##### Record excerpts

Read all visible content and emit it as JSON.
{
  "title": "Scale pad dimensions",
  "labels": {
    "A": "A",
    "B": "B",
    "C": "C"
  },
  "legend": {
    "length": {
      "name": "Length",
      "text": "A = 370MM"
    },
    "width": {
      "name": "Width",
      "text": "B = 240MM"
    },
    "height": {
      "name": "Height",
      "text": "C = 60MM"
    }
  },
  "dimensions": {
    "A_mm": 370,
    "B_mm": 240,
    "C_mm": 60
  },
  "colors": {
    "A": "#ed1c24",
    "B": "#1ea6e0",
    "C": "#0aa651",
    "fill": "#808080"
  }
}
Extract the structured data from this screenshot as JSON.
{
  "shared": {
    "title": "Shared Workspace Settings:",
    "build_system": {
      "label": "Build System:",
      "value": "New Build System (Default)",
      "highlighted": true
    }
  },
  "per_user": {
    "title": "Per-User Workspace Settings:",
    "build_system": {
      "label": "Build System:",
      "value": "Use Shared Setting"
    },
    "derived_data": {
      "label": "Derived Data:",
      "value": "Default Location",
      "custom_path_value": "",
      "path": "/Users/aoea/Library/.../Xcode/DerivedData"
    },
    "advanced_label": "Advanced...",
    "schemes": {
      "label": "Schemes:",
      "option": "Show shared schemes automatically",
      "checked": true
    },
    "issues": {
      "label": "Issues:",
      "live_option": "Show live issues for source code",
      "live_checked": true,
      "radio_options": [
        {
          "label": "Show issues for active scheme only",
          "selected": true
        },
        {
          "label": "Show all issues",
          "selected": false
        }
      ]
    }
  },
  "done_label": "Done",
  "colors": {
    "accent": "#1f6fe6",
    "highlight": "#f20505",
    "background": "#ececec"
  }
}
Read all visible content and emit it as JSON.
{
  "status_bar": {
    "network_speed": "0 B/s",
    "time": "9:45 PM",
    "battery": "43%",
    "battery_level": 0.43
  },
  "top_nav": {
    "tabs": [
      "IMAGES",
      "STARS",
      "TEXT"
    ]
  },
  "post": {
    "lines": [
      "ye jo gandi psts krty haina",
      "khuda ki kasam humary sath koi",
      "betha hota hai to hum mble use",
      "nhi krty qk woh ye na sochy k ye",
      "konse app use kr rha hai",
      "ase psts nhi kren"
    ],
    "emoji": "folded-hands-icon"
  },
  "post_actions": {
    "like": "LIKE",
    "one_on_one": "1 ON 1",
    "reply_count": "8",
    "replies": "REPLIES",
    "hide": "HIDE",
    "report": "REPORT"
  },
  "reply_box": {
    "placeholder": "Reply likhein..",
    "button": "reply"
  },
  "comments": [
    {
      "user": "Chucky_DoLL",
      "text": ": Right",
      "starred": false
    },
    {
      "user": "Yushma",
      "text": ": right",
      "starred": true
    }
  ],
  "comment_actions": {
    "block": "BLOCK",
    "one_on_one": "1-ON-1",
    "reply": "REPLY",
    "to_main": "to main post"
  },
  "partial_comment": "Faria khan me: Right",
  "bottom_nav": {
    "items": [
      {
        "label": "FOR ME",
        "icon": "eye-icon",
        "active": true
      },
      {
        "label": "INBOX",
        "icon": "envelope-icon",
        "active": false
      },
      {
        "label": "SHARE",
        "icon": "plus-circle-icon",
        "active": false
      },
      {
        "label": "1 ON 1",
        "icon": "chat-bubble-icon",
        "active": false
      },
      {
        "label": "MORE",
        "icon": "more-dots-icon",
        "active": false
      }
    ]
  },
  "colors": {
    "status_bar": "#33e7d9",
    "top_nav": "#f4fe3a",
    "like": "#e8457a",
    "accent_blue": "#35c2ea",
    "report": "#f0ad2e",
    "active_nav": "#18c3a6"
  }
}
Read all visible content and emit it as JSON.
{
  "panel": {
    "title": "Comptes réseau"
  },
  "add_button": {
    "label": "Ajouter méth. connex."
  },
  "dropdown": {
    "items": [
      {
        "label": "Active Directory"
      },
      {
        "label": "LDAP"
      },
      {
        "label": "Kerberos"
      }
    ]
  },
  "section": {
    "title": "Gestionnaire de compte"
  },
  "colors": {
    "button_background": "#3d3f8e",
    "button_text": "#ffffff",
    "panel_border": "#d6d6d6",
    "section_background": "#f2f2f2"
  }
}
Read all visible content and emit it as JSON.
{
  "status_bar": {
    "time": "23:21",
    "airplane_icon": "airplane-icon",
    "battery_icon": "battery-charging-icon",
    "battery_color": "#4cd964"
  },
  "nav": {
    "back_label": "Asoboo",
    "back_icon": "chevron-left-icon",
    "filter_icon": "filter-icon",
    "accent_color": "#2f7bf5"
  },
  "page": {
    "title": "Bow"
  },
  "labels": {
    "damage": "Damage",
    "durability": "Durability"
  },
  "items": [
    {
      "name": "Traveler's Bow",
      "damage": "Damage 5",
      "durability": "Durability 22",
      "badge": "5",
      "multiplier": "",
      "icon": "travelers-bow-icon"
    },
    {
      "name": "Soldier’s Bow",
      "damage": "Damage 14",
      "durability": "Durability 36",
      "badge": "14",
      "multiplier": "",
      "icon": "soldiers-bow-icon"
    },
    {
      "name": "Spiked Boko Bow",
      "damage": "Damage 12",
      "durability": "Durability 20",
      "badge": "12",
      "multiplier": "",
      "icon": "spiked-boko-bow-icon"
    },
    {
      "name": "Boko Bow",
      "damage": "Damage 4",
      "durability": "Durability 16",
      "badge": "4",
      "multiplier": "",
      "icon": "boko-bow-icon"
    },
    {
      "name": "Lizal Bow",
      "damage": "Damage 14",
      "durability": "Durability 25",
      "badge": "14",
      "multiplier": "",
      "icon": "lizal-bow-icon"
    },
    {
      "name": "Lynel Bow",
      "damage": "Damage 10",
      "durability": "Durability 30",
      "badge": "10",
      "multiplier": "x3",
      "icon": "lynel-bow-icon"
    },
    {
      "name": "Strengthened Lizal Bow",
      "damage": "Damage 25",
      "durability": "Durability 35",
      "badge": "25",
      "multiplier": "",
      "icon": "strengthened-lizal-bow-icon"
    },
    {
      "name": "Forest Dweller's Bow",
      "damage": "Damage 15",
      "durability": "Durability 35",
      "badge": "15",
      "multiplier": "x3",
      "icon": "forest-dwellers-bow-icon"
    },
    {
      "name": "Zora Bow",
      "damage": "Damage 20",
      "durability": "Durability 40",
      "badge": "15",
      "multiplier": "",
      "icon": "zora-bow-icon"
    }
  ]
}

##########

**Aim**
Quote the material exactly, leaving nothing out.

**Solution to this task**
Read all visible content and emit it as JSON.
{
  "title": "Scale pad dimensions",
  "labels": {
    "A": "A",
    "B": "B",
    "C": "C"
  },
  "legend": {
    "length": {
      "name": "Length",
      "text": "A = 370MM"
    },
    "width": {
      "name": "Width",
      "text": "B = 240MM"
    },
    "height": {
      "name": "Height",
      "text": "C = 60MM"
    }
  },
  "dimensions": {
    "A_mm": 370,
    "B_mm": 240,
    "C_mm": 60
  },
  "colors": {
    "A": "#ed1c24",
    "B": "#1ea6e0",
    "C": "#0aa651",
    "fill": "#808080"
  }
}
Extract the structured data from this screenshot as JSON.
{
  "shared": {
    "title": "Shared Workspace Settings:",
    "build_system": {
      "label": "Build System:",
      "value": "New Build System (Default)",
      "highlighted": true
    }
  },
  "per_user": {
    "title": "Per-User Workspace Settings:",
    "build_system": {
      "label": "Build System:",
      "value": "Use Shared Setting"
    },
    "derived_data": {
      "label": "Derived Data:",
      "value": "Default Location",
      "custom_path_value": "",
      "path": "/Users/aoea/Library/.../Xcode/DerivedData"
    },
    "advanced_label": "Advanced...",
    "schemes": {
      "label": "Schemes:",
      "option": "Show shared schemes automatically",
      "checked": true
    },
    "issues": {
      "label": "Issues:",
      "live_option": "Show live issues for source code",
      "live_checked": true,
      "radio_options": [
        {
          "label": "Show issues for active scheme only",
          "selected": true
        },
        {
          "label": "Show all issues",
          "selected": false
        }
      ]
    }
  },
  "done_label": "Done",
  "colors": {
    "accent": "#1f6fe6",
    "highlight": "#f20505",
    "background": "#ececec"
  }
}
Read all visible content and emit it as JSON.
{
  "status_bar": {
    "network_speed": "0 B/s",
    "time": "9:45 PM",
    "battery": "43%",
    "battery_level": 0.43
  },
  "top_nav": {
    "tabs": [
      "IMAGES",
      "STARS",
      "TEXT"
    ]
  },
  "post": {
    "lines": [
      "ye jo gandi psts krty haina",
      "khuda ki kasam humary sath koi",
      "betha hota hai to hum mble use",
      "nhi krty qk woh ye na sochy k ye",
      "konse app use kr rha hai",
      "ase psts nhi kren"
    ],
    "emoji": "folded-hands-icon"
  },
  "post_actions": {
    "like": "LIKE",
    "one_on_one": "1 ON 1",
    "reply_count": "8",
    "replies": "REPLIES",
    "hide": "HIDE",
    "report": "REPORT"
  },
  "reply_box": {
    "placeholder": "Reply likhein..",
    "button": "reply"
  },
  "comments": [
    {
      "user": "Chucky_DoLL",
      "text": ": Right",
      "starred": false
    },
    {
      "user": "Yushma",
      "text": ": right",
      "starred": true
    }
  ],
  "comment_actions": {
    "block": "BLOCK",
    "one_on_one": "1-ON-1",
    "reply": "REPLY",
    "to_main": "to main post"
  },
  "partial_comment": "Faria khan me: Right",
  "bottom_nav": {
    "items": [
      {
        "label": "FOR ME",
        "icon": "eye-icon",
        "active": true
      },
      {
        "label": "INBOX",
        "icon": "envelope-icon",
        "active": false
      },
      {
        "label": "SHARE",
        "icon": "plus-circle-icon",
        "active": false
      },
      {
        "label": "1 ON 1",
        "icon": "chat-bubble-icon",
        "active": false
      },
      {
        "label": "MORE",
        "icon": "more-dots-icon",
        "active": false
      }
    ]
  },
  "colors": {
    "status_bar": "#33e7d9",
    "top_nav": "#f4fe3a",
    "like": "#e8457a",
    "accent_blue": "#35c2ea",
    "report": "#f0ad2e",
    "active_nav": "#18c3a6"
  }
}
Read all visible content and emit it as JSON.
{
  "panel": {
    "title": "Comptes réseau"
  },
  "add_button": {
    "label": "Ajouter méth. connex."
  },
  "dropdown": {
    "items": [
      {
        "label": "Active Directory"
      },
      {
        "label": "LDAP"
      },
      {
        "label": "Kerberos"
      }
    ]
  },
  "section": {
    "title": "Gestionnaire de compte"
  },
  "colors": {
    "button_background": "#3d3f8e",
    "button_text": "#ffffff",
    "panel_border": "#d6d6d6",
    "section_background": "#f2f2f2"
  }
}
Read all visible content and emit it as JSON.
{
  "status_bar": {
    "time": "23:21",
    "airplane_icon": "airplane-icon",
    "battery_icon": "battery-charging-icon",
    "battery_color": "#4cd964"
  },
  "nav": {
    "back_label": "Asoboo",
    "back_icon": "chevron-left-icon",
    "filter_icon": "filter-icon",
    "accent_color": "#2f7bf5"
  },
  "page": {
    "title": "Bow"
  },
  "labels": {
    "damage": "Damage",
    "durability": "Durability"
  },
  "items": [
    {
      "name": "Traveler's Bow",
      "damage": "Damage 5",
      "durability": "Durability 22",
      "badge": "5",
      "multiplier": "",
      "icon": "travelers-bow-icon"
    },
    {
      "name": "Soldier’s Bow",
      "damage": "Damage 14",
      "durability": "Durability 36",
      "badge": "14",
      "multiplier": "",
      "icon": "soldiers-bow-icon"
    },
    {
      "name": "Spiked Boko Bow",
      "damage": "Damage 12",
      "durability": "Durability 20",
      "badge": "12",
      "multiplier": "",
      "icon": "spiked-boko-bow-icon"
    },
    {
      "name": "Boko Bow",
      "damage": "Damage 4",
      "durability": "Durability 16",
      "badge": "4",
      "multiplier": "",
      "icon": "boko-bow-icon"
    },
    {
      "name": "Lizal Bow",
      "damage": "Damage 14",
      "durability": "Durability 25",
      "badge": "14",
      "multiplier": "",
      "icon": "lizal-bow-icon"
    },
    {
      "name": "Lynel Bow",
      "damage": "Damage 10",
      "durability": "Durability 30",
      "badge": "10",
      "multiplier": "x3",
      "icon": "lynel-bow-icon"
    },
    {
      "name": "Strengthened Lizal Bow",
      "damage": "Damage 25",
      "durability": "Durability 35",
      "badge": "25",
      "multiplier": "",
      "icon": "strengthened-lizal-bow-icon"
    },
    {
      "name": "Forest Dweller's Bow",
      "damage": "Damage 15",
      "durability": "Durability 35",
      "badge": "15",
      "multiplier": "x3",
      "icon": "forest-dwellers-bow-icon"
    },
    {
      "name": "Zora Bow",
      "damage": "Damage 20",
      "durability": "Durability 40",
      "badge": "15",
      "multiplier": "",
      "icon": "zora-bow-icon"
    }
  ]
}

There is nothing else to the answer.